▸ Directions for this task
Find and copy every line in the records that includes the string "JSON".
--- start Materials provided ---
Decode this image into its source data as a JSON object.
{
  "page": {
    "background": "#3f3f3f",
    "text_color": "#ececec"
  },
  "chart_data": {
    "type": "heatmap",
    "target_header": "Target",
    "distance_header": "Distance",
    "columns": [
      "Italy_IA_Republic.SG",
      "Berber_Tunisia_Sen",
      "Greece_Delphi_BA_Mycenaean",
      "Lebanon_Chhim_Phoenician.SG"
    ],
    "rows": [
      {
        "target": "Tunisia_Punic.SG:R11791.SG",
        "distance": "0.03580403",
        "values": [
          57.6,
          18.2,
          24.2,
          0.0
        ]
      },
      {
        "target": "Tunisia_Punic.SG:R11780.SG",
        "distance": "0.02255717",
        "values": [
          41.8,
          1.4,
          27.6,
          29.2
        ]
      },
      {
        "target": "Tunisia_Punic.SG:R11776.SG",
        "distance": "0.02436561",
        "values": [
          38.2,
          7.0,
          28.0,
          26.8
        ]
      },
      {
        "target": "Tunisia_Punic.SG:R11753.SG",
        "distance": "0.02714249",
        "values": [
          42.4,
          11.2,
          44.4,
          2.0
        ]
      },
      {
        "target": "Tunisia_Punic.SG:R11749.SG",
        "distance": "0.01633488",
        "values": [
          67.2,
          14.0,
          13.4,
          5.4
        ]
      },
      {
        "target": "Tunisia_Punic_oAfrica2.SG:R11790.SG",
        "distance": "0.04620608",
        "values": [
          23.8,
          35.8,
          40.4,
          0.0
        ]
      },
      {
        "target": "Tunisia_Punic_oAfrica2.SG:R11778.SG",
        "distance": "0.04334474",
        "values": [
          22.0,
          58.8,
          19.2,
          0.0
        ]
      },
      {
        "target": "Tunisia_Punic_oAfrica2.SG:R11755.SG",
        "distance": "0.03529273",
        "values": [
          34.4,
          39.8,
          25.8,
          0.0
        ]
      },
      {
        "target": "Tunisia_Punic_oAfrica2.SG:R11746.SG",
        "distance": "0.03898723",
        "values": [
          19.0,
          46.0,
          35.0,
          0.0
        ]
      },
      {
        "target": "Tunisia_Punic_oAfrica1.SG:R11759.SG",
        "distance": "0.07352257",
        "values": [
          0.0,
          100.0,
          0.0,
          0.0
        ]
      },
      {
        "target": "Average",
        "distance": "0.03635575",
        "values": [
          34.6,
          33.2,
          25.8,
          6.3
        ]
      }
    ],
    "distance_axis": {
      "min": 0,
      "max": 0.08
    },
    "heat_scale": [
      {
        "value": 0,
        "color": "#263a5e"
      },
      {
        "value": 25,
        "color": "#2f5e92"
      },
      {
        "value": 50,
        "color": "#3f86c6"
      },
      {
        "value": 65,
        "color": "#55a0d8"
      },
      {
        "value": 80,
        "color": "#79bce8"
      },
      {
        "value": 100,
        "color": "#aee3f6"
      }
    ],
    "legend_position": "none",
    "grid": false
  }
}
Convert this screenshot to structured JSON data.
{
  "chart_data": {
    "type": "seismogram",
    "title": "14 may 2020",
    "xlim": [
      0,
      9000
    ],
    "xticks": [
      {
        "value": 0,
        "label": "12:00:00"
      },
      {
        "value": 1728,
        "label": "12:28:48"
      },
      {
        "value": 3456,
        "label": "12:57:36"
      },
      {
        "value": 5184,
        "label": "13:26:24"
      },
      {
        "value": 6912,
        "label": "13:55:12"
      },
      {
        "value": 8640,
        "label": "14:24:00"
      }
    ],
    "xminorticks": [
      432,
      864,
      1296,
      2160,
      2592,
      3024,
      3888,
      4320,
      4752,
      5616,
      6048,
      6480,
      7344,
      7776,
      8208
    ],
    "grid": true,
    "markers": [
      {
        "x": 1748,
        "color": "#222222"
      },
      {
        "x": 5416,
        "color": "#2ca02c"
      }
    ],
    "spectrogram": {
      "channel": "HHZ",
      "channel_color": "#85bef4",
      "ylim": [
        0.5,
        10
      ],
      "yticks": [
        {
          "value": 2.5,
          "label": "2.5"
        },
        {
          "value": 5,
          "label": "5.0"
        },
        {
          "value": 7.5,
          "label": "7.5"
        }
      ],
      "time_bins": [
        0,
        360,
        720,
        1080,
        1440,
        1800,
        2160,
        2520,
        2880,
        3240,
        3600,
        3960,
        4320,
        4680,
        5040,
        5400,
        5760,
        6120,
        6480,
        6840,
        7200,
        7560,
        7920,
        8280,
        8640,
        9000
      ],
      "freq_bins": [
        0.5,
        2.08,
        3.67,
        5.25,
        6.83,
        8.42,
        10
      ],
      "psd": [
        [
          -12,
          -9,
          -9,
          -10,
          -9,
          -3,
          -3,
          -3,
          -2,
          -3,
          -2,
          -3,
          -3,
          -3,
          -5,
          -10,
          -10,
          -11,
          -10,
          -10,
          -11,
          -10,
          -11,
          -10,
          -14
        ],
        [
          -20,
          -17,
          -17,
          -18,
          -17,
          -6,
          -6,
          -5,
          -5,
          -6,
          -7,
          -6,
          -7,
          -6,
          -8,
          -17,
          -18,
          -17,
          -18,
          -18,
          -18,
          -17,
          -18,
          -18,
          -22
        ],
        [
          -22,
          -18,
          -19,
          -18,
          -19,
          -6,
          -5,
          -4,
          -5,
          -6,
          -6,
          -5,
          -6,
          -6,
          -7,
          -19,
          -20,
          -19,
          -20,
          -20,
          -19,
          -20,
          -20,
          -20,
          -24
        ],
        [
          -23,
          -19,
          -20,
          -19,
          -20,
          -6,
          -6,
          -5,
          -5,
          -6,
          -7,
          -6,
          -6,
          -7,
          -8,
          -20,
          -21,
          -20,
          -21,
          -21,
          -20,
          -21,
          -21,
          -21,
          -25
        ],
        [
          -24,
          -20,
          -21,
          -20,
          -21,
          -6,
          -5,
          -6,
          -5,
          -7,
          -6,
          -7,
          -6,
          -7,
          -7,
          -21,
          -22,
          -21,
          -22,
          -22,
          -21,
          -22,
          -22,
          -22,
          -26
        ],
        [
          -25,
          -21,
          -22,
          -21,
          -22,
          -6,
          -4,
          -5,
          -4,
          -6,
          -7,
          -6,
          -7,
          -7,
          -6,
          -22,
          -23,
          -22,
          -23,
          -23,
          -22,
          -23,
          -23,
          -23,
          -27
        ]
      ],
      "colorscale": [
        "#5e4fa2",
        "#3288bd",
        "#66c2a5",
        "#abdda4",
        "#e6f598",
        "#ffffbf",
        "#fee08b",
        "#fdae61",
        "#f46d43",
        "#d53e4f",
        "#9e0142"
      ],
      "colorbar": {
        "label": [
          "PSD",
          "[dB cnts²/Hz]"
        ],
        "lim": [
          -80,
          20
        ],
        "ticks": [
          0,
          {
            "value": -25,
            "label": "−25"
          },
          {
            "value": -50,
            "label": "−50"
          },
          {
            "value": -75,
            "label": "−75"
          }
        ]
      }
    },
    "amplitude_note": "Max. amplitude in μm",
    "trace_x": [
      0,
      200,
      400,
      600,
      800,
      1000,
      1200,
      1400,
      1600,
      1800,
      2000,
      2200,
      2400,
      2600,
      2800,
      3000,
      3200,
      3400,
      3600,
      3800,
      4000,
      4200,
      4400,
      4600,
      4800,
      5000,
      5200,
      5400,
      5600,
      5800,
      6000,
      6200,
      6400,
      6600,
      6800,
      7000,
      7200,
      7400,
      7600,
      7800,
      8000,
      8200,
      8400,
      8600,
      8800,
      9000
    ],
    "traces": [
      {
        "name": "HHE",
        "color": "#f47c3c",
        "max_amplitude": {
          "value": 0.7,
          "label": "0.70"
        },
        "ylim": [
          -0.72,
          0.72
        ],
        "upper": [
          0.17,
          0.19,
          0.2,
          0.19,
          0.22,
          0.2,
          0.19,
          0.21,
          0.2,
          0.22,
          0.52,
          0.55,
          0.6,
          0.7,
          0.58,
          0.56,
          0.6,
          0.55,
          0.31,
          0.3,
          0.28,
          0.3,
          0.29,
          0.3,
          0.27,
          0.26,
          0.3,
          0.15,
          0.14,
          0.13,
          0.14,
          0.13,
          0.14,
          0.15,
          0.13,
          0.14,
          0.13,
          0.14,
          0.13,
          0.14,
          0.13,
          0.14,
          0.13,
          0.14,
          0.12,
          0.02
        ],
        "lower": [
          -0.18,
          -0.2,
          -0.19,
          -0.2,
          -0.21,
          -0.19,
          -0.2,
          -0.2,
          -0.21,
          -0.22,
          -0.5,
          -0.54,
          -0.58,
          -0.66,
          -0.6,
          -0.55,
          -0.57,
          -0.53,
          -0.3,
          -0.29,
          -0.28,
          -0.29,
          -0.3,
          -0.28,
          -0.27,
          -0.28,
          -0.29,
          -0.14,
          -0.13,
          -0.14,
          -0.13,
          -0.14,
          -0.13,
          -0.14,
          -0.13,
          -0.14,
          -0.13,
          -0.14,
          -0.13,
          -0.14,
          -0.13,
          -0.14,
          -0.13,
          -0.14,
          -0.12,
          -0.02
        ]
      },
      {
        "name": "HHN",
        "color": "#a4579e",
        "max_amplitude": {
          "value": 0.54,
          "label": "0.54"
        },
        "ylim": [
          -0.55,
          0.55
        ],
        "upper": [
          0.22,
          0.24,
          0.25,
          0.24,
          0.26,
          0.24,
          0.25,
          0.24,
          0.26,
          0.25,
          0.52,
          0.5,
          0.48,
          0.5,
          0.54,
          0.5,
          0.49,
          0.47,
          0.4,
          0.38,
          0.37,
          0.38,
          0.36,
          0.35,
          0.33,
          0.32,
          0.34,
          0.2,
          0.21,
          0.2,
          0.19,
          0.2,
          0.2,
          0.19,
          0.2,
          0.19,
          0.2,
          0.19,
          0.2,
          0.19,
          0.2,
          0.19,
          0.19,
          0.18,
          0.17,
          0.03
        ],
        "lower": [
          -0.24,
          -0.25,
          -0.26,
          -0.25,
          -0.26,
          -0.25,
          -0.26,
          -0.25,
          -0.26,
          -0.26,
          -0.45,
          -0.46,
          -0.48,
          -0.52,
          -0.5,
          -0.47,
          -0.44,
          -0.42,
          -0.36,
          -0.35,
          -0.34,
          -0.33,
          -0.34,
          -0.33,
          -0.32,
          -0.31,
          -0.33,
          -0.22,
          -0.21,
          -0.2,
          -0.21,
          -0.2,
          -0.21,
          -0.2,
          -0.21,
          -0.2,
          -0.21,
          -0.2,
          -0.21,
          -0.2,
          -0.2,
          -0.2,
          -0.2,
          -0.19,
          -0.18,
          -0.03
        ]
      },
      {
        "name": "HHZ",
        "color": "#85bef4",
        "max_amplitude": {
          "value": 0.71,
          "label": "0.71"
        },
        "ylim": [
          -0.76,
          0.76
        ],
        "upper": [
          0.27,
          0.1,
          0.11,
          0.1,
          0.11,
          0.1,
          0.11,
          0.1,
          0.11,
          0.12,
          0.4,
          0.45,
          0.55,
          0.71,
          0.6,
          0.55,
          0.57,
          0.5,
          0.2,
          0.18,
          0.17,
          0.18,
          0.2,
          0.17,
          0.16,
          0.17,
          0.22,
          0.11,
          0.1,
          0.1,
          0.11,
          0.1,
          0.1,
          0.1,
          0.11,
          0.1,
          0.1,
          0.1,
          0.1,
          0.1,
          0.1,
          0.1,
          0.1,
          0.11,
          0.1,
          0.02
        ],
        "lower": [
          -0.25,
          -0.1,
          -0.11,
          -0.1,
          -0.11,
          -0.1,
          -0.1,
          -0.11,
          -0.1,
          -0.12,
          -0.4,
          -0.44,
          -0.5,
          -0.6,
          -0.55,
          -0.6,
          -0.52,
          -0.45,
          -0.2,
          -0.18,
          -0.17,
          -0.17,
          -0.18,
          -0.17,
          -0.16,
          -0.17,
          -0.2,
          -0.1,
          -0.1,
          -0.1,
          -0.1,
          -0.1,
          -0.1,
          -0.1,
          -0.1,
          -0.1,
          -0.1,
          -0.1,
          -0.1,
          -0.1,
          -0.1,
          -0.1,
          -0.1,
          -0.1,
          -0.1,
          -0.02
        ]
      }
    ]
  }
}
--- end Materials provided ---
▸ Finished exercise
Decode this image into its source data as a JSON object.
Convert this screenshot to structured JSON data.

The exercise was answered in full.